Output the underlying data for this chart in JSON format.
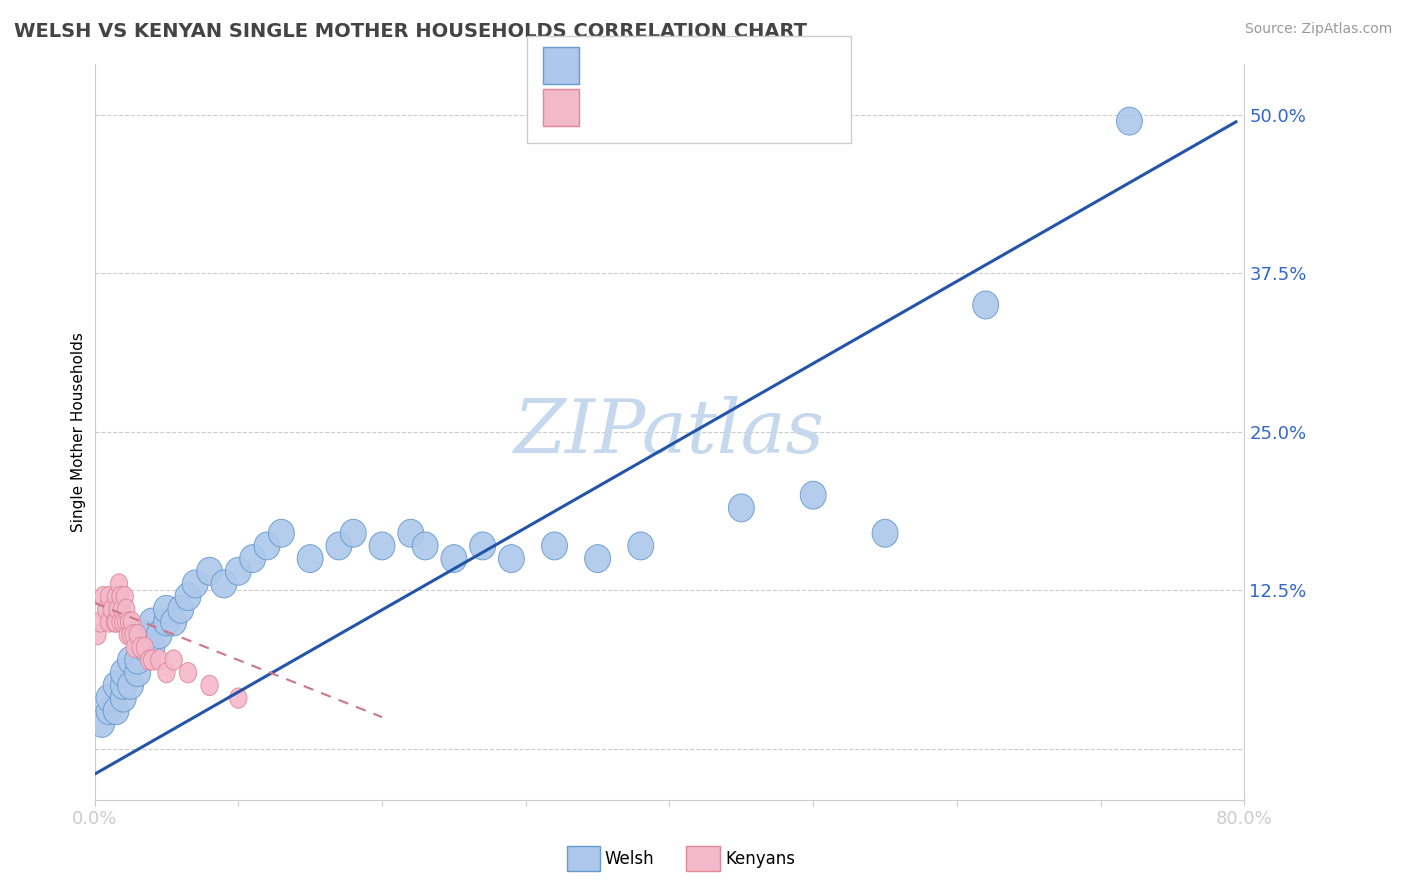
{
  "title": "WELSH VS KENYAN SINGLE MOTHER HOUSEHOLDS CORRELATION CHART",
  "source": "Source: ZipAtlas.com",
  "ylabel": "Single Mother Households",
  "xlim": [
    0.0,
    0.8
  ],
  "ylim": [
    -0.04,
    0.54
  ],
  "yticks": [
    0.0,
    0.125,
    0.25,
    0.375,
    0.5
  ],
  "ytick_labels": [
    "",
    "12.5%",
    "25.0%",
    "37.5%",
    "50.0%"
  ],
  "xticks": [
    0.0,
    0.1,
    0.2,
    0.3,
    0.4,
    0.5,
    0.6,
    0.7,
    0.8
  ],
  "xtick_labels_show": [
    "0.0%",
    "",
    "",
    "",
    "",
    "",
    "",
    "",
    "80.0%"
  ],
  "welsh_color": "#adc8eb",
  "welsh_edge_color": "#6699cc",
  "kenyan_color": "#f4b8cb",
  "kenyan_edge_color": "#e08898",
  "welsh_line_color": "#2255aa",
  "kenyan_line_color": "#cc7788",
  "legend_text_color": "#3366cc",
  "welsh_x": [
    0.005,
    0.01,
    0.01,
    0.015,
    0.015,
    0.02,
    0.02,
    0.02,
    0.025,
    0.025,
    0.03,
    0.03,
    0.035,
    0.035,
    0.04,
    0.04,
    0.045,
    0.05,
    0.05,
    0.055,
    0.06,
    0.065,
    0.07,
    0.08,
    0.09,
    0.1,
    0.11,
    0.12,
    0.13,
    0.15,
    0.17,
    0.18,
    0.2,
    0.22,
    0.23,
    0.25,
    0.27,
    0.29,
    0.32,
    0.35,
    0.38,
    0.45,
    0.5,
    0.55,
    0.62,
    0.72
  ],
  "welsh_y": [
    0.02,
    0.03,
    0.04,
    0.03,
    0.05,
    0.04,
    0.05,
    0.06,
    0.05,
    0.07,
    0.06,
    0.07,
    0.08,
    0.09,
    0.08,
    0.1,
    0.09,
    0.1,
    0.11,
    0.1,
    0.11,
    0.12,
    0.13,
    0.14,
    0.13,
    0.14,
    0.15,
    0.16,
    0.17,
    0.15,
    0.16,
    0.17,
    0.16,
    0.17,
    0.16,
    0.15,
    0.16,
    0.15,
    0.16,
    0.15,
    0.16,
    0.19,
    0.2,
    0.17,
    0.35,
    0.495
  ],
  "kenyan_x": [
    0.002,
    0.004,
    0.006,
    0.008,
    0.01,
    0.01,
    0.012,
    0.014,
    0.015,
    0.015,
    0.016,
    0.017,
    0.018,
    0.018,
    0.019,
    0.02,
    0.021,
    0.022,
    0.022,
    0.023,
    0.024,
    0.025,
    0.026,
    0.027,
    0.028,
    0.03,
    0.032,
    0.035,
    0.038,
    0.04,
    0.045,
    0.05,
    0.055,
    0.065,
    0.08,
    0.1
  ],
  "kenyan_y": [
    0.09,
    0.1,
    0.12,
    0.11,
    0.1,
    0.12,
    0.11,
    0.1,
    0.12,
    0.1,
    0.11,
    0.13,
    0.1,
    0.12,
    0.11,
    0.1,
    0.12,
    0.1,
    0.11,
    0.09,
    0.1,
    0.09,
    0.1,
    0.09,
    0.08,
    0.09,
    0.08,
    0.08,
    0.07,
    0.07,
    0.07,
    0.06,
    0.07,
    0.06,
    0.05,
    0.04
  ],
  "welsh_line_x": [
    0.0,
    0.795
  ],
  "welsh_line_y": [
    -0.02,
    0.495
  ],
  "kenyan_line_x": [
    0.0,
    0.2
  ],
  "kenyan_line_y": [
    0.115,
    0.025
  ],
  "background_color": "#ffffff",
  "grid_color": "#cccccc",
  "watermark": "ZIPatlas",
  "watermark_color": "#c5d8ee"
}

◇ ◇ ◇

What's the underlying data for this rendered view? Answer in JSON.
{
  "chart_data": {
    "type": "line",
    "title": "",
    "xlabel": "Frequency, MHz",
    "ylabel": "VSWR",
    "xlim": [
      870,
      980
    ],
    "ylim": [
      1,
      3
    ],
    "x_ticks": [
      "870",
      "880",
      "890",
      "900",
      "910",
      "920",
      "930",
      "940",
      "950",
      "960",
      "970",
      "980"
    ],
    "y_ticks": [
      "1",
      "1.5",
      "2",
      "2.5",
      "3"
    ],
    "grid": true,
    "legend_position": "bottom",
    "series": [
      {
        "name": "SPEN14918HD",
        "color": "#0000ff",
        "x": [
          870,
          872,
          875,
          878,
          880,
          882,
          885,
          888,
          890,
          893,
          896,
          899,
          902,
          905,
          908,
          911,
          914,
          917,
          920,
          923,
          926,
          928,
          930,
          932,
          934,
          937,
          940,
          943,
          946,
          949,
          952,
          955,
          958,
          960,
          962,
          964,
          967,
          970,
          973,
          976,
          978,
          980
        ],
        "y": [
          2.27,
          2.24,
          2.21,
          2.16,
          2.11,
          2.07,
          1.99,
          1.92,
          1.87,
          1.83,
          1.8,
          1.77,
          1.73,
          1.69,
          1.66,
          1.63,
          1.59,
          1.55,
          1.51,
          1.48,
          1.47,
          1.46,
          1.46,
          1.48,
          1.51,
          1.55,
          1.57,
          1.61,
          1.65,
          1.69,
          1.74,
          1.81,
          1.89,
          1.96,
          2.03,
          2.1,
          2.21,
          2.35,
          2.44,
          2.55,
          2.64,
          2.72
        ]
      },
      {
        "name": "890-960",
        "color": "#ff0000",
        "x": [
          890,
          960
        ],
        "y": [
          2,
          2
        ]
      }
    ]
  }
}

◇ ◇ ◇

* [Written problem]: Pick out every line above that contains the word "ylabel" and copy it.

* [Written reply]:
  "ylabel": "Single Mother Households",
    "ylabel": "VSWR",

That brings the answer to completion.